_EXERCISE DIRECTIONS_. Look through the records below for the word "Watts". Report how many lines have it, and only that number.

_GIVEN RECORDS_.

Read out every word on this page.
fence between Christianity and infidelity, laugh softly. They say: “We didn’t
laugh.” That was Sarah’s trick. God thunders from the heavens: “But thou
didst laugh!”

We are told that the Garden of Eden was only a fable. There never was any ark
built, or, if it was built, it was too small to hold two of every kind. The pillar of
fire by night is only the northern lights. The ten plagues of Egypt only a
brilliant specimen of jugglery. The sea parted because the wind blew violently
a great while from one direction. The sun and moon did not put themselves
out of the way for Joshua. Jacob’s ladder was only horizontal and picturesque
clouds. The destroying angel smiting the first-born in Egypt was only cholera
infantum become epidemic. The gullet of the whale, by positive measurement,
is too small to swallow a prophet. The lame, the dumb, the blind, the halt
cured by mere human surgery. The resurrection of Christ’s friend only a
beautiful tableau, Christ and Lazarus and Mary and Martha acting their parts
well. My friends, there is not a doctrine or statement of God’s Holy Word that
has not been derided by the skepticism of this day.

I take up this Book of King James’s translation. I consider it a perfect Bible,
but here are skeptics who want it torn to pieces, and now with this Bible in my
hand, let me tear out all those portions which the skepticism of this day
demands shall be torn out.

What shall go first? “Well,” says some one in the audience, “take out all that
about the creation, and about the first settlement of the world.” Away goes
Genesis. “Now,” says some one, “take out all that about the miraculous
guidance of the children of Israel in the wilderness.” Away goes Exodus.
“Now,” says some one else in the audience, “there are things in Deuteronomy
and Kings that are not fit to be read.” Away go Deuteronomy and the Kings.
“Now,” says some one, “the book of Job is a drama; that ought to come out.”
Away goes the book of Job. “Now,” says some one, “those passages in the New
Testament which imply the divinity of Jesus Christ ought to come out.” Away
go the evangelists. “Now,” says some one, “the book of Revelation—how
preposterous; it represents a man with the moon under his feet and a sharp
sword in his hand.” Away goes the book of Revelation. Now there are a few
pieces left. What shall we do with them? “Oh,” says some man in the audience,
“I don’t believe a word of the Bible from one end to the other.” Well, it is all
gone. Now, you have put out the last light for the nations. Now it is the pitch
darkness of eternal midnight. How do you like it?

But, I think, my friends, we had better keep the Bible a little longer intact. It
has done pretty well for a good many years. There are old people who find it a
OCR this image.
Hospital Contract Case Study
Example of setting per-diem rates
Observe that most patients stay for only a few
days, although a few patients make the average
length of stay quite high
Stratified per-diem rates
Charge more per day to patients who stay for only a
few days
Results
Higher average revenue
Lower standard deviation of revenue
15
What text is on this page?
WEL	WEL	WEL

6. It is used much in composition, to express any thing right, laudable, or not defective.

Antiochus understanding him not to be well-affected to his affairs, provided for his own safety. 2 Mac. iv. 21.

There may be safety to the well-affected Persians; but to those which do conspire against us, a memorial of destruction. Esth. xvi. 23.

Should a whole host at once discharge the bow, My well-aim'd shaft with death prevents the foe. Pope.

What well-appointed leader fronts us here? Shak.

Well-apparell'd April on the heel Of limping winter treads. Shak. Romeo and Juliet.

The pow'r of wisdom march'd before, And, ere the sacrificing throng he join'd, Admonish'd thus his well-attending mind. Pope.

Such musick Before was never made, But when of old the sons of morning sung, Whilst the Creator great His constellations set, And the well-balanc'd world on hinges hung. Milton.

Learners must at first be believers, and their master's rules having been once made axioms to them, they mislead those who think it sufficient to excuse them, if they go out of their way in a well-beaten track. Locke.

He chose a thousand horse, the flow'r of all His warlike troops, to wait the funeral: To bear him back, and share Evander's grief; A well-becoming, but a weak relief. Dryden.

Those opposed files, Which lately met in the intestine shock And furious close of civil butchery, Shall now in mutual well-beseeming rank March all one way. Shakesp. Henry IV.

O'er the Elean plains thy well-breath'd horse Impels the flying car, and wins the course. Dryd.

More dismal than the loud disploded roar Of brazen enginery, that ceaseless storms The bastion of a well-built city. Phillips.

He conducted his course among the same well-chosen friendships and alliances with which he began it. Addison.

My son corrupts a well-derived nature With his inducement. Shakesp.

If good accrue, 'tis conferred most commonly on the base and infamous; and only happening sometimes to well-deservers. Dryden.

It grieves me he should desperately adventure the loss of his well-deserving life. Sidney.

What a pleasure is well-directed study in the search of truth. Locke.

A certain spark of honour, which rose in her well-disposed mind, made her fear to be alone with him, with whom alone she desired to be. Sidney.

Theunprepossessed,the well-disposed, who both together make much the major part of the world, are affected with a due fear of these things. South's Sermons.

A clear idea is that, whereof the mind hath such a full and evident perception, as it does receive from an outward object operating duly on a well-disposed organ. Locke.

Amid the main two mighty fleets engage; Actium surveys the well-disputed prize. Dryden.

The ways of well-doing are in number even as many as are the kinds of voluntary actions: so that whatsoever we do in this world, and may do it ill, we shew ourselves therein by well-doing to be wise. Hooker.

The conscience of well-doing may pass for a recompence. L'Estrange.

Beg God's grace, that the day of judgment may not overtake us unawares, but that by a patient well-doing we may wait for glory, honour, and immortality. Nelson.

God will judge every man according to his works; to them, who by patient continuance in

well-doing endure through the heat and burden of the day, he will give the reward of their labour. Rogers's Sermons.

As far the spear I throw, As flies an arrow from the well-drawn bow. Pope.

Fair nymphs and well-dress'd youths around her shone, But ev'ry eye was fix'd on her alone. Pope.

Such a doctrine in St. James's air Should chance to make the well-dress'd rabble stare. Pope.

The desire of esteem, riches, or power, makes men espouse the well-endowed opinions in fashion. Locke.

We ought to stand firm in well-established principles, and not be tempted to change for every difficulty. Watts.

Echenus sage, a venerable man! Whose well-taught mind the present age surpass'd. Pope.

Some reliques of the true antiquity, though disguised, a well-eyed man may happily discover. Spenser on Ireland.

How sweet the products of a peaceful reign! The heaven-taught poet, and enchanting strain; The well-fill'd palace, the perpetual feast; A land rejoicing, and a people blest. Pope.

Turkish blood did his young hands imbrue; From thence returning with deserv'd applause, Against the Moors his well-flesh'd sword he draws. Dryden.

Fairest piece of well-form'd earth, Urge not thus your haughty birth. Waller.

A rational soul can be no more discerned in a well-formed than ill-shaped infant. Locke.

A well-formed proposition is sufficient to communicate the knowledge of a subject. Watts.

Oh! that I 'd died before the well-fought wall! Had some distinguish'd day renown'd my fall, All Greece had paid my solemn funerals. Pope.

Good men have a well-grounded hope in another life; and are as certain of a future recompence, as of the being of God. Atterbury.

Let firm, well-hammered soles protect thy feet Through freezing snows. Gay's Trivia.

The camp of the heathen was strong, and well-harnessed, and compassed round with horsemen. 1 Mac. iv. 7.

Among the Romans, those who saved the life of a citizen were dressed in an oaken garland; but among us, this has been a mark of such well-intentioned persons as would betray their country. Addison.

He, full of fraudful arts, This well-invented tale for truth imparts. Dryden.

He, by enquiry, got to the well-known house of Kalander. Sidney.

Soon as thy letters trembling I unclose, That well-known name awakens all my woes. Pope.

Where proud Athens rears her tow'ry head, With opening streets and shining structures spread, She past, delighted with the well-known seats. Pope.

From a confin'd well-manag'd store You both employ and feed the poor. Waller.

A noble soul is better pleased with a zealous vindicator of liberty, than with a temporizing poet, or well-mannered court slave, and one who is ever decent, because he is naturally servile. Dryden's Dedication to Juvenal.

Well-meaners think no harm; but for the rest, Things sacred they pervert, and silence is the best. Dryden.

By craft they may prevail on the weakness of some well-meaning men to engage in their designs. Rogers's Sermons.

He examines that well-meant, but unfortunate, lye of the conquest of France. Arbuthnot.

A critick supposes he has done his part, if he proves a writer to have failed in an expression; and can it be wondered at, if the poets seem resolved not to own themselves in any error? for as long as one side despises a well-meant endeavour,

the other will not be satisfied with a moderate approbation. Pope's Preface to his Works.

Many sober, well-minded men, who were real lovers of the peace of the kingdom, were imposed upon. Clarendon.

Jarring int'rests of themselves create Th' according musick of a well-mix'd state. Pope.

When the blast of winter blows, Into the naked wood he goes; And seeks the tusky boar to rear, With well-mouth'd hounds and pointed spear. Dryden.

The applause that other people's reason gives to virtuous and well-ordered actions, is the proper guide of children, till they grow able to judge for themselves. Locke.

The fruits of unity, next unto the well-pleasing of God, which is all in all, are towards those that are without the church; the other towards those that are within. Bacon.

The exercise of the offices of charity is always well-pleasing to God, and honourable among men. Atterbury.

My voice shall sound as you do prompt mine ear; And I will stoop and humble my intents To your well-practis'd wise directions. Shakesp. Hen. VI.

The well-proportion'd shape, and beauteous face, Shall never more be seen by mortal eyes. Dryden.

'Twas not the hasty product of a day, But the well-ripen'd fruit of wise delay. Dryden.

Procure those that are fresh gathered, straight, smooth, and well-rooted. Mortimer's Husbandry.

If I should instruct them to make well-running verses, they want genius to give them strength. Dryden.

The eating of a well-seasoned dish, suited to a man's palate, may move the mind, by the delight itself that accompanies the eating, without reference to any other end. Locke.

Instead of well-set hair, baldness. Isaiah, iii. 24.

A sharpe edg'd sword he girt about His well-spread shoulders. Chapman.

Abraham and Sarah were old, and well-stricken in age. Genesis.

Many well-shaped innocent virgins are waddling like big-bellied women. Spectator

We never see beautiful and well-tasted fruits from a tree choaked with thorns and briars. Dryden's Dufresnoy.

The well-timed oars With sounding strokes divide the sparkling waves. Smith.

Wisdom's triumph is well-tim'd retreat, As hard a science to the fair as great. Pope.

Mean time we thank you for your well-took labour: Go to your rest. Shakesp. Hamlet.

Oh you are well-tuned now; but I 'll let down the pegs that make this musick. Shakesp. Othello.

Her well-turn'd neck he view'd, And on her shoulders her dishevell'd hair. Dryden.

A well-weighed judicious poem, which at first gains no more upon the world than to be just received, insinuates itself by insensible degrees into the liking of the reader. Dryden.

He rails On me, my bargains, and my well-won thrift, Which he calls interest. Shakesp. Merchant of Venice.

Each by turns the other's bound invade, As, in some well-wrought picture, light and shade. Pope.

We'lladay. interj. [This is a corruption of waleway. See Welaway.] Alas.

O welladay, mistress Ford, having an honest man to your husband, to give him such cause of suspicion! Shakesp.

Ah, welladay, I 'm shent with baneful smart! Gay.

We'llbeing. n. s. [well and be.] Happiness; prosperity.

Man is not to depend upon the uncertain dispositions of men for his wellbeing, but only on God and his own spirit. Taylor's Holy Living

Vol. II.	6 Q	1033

_RESPONSE TO THE EXERCISE_. 2